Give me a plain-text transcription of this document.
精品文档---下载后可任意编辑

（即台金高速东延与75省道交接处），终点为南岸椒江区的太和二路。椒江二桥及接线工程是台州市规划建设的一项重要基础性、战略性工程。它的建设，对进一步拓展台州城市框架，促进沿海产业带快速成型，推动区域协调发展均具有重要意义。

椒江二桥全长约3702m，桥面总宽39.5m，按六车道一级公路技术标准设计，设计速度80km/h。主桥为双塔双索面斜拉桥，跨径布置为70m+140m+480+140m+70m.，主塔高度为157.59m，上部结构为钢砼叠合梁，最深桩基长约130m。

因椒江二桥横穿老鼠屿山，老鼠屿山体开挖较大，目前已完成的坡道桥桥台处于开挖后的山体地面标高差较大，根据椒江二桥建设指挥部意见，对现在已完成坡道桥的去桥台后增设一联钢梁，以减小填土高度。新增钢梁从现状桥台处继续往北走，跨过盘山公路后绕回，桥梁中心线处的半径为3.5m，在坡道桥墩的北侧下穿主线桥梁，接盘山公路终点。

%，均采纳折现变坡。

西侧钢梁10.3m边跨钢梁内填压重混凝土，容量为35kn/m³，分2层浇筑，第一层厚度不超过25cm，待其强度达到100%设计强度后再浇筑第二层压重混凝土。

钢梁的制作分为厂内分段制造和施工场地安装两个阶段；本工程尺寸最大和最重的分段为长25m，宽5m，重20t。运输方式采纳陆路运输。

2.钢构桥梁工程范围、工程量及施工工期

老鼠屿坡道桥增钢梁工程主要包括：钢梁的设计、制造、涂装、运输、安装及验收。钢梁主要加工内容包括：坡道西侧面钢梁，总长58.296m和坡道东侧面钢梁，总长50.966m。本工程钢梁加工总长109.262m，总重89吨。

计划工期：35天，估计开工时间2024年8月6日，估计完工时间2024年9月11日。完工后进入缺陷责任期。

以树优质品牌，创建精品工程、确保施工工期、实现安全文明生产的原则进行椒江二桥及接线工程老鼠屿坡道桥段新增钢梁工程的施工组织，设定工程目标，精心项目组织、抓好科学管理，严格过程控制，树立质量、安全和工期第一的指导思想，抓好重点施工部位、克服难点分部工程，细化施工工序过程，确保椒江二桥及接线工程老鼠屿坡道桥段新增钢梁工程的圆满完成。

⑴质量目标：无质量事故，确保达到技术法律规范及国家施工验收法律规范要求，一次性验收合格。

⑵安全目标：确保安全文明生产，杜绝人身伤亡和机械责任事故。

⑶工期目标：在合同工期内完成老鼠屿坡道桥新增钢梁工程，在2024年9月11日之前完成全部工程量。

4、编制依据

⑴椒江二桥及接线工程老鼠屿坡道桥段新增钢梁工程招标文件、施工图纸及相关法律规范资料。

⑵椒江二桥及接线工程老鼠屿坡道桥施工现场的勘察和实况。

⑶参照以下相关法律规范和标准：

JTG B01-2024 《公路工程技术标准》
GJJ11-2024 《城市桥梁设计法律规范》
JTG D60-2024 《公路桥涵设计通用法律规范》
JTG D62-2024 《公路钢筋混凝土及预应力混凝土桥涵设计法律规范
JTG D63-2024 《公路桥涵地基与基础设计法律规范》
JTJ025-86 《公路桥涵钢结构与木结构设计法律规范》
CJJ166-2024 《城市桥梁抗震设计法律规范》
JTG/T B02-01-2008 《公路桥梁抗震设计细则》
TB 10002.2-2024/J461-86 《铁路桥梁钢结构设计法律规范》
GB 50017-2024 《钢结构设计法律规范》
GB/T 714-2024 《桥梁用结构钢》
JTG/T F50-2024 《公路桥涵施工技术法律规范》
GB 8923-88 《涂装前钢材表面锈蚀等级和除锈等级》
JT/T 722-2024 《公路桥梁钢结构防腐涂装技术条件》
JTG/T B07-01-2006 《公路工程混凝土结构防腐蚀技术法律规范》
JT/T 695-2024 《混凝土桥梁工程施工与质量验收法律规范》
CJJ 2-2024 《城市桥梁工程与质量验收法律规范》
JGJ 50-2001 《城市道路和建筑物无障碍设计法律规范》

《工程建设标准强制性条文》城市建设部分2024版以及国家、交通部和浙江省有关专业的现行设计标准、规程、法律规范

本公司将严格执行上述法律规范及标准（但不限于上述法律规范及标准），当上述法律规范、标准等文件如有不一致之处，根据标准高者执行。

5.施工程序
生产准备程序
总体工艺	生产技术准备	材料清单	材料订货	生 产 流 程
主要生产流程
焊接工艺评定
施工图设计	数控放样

Exercise brief ▸ Each line of the listing should be copied exactly.

Written answer ▸
Give me a plain-text transcription of this document.
精品文档---下载后可任意编辑

（即台金高速东延与75省道交接处），终点为南岸椒江区的太和二路。椒江二桥及接线工程是台州市规划建设的一项重要基础性、战略性工程。它的建设，对进一步拓展台州城市框架，促进沿海产业带快速成型，推动区域协调发展均具有重要意义。

椒江二桥全长约3702m，桥面总宽39.5m，按六车道一级公路技术标准设计，设计速度80km/h。主桥为双塔双索面斜拉桥，跨径布置为70m+140m+480+140m+70m.，主塔高度为157.59m，上部结构为钢砼叠合梁，最深桩基长约130m。

因椒江二桥横穿老鼠屿山，老鼠屿山体开挖较大，目前已完成的坡道桥桥台处于开挖后的山体地面标高差较大，根据椒江二桥建设指挥部意见，对现在已完成坡道桥的去桥台后增设一联钢梁，以减小填土高度。新增钢梁从现状桥台处继续往北走，跨过盘山公路后绕回，桥梁中心线处的半径为3.5m，在坡道桥墩的北侧下穿主线桥梁，接盘山公路终点。

%，均采纳折现变坡。

西侧钢梁10.3m边跨钢梁内填压重混凝土，容量为35kn/m³，分2层浇筑，第一层厚度不超过25cm，待其强度达到100%设计强度后再浇筑第二层压重混凝土。

钢梁的制作分为厂内分段制造和施工场地安装两个阶段；本工程尺寸最大和最重的分段为长25m，宽5m，重20t。运输方式采纳陆路运输。

2.钢构桥梁工程范围、工程量及施工工期

老鼠屿坡道桥增钢梁工程主要包括：钢梁的设计、制造、涂装、运输、安装及验收。钢梁主要加工内容包括：坡道西侧面钢梁，总长58.296m和坡道东侧面钢梁，总长50.966m。本工程钢梁加工总长109.262m，总重89吨。

计划工期：35天，估计开工时间2024年8月6日，估计完工时间2024年9月11日。完工后进入缺陷责任期。

以树优质品牌，创建精品工程、确保施工工期、实现安全文明生产的原则进行椒江二桥及接线工程老鼠屿坡道桥段新增钢梁工程的施工组织，设定工程目标，精心项目组织、抓好科学管理，严格过程控制，树立质量、安全和工期第一的指导思想，抓好重点施工部位、克服难点分部工程，细化施工工序过程，确保椒江二桥及接线工程老鼠屿坡道桥段新增钢梁工程的圆满完成。

⑴质量目标：无质量事故，确保达到技术法律规范及国家施工验收法律规范要求，一次性验收合格。

⑵安全目标：确保安全文明生产，杜绝人身伤亡和机械责任事故。

⑶工期目标：在合同工期内完成老鼠屿坡道桥新增钢梁工程，在2024年9月11日之前完成全部工程量。

4、编制依据

⑴椒江二桥及接线工程老鼠屿坡道桥段新增钢梁工程招标文件、施工图纸及相关法律规范资料。

⑵椒江二桥及接线工程老鼠屿坡道桥施工现场的勘察和实况。

⑶参照以下相关法律规范和标准：

JTG B01-2024 《公路工程技术标准》
GJJ11-2024 《城市桥梁设计法律规范》
JTG D60-2024 《公路桥涵设计通用法律规范》
JTG D62-2024 《公路钢筋混凝土及预应力混凝土桥涵设计法律规范
JTG D63-2024 《公路桥涵地基与基础设计法律规范》
JTJ025-86 《公路桥涵钢结构与木结构设计法律规范》
CJJ166-2024 《城市桥梁抗震设计法律规范》
JTG/T B02-01-2008 《公路桥梁抗震设计细则》
TB 10002.2-2024/J461-86 《铁路桥梁钢结构设计法律规范》
GB 50017-2024 《钢结构设计法律规范》
GB/T 714-2024 《桥梁用结构钢》
JTG/T F50-2024 《公路桥涵施工技术法律规范》
GB 8923-88 《涂装前钢材表面锈蚀等级和除锈等级》
JT/T 722-2024 《公路桥梁钢结构防腐涂装技术条件》
JTG/T B07-01-2006 《公路工程混凝土结构防腐蚀技术法律规范》
JT/T 695-2024 《混凝土桥梁工程施工与质量验收法律规范》
CJJ 2-2024 《城市桥梁工程与质量验收法律规范》
JGJ 50-2001 《城市道路和建筑物无障碍设计法律规范》

《工程建设标准强制性条文》城市建设部分2024版以及国家、交通部和浙江省有关专业的现行设计标准、规程、法律规范

本公司将严格执行上述法律规范及标准（但不限于上述法律规范及标准），当上述法律规范、标准等文件如有不一致之处，根据标准高者执行。

5.施工程序
生产准备程序
总体工艺	生产技术准备	材料清单	材料订货	生 产 流 程
主要生产流程
焊接工艺评定
施工图设计	数控放样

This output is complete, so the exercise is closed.